▸ Record list

····················

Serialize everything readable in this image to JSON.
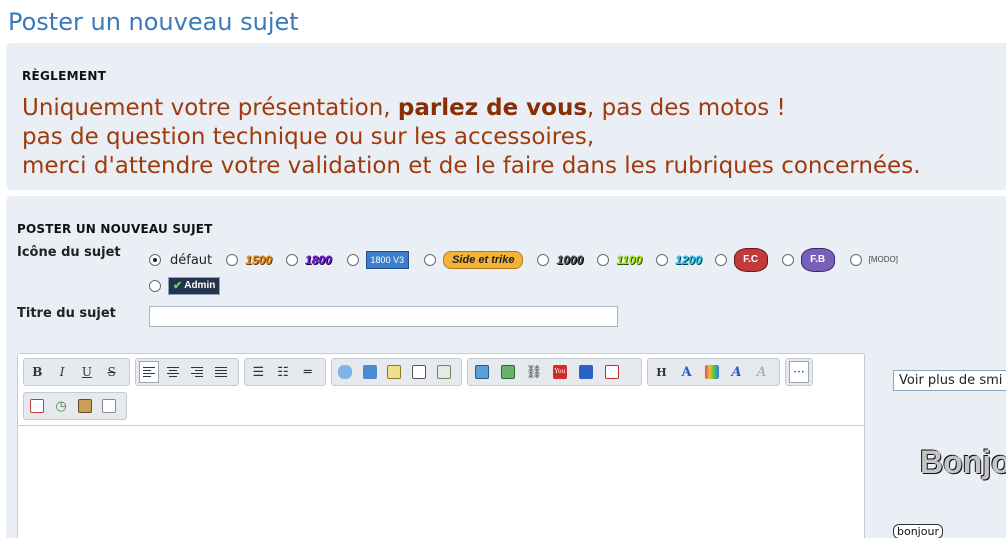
{
  "page": {
    "title": "Poster un nouveau sujet"
  },
  "rules": {
    "heading": "RÈGLEMENT",
    "line1_a": "Uniquement votre présentation, ",
    "line1_b": "parlez de vous",
    "line1_c": ", pas des motos !",
    "line2": "pas de question technique ou sur les accessoires,",
    "line3": "merci d'attendre votre validation et de le faire dans les rubriques concernées."
  },
  "post": {
    "heading": "POSTER UN NOUVEAU SUJET",
    "icon_label": "Icône du sujet",
    "title_label": "Titre du sujet",
    "title_value": ""
  },
  "icons": {
    "default": "défaut",
    "i1500": "1500",
    "i1800": "1800",
    "v3": "1800 V3",
    "side": "Side et trike",
    "i1000": "1000",
    "i1100": "1100",
    "i1200": "1200",
    "fc": "F.C",
    "fb": "F.B",
    "modo": "[MODO]",
    "admin": "Admin"
  },
  "toolbar": {
    "bold": "B",
    "italic": "I",
    "underline": "U",
    "strike": "S",
    "heading": "H"
  },
  "sidebar": {
    "more_smilies": "Voir plus de smi",
    "bonjour_big": "Bonjo",
    "bonjour_small": "bonjour"
  }
}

····················

▸ What is asked
Quote each line of the listing exactly, but leave the pictures out.

▸ Result for this exercise
Serialize everything readable in this image to JSON.
{
  "page": {
    "title": "Poster un nouveau sujet"
  },
  "rules": {
    "heading": "RÈGLEMENT",
    "line1_a": "Uniquement votre présentation, ",
    "line1_b": "parlez de vous",
    "line1_c": ", pas des motos !",
    "line2": "pas de question technique ou sur les accessoires,",
    "line3": "merci d'attendre votre validation et de le faire dans les rubriques concernées."
  },
  "post": {
    "heading": "POSTER UN NOUVEAU SUJET",
    "icon_label": "Icône du sujet",
    "title_label": "Titre du sujet",
    "title_value": ""
  },
  "icons": {
    "default": "défaut",
    "i1500": "1500",
    "i1800": "1800",
    "v3": "1800 V3",
    "side": "Side et trike",
    "i1000": "1000",
    "i1100": "1100",
    "i1200": "1200",
    "fc": "F.C",
    "fb": "F.B",
    "modo": "[MODO]",
    "admin": "Admin"
  },
  "toolbar": {
    "bold": "B",
    "italic": "I",
    "underline": "U",
    "strike": "S",
    "heading": "H"
  },
  "sidebar": {
    "more_smilies": "Voir plus de smi",
    "bonjour_big": "Bonjo",
    "bonjour_small": "bonjour"
  }
}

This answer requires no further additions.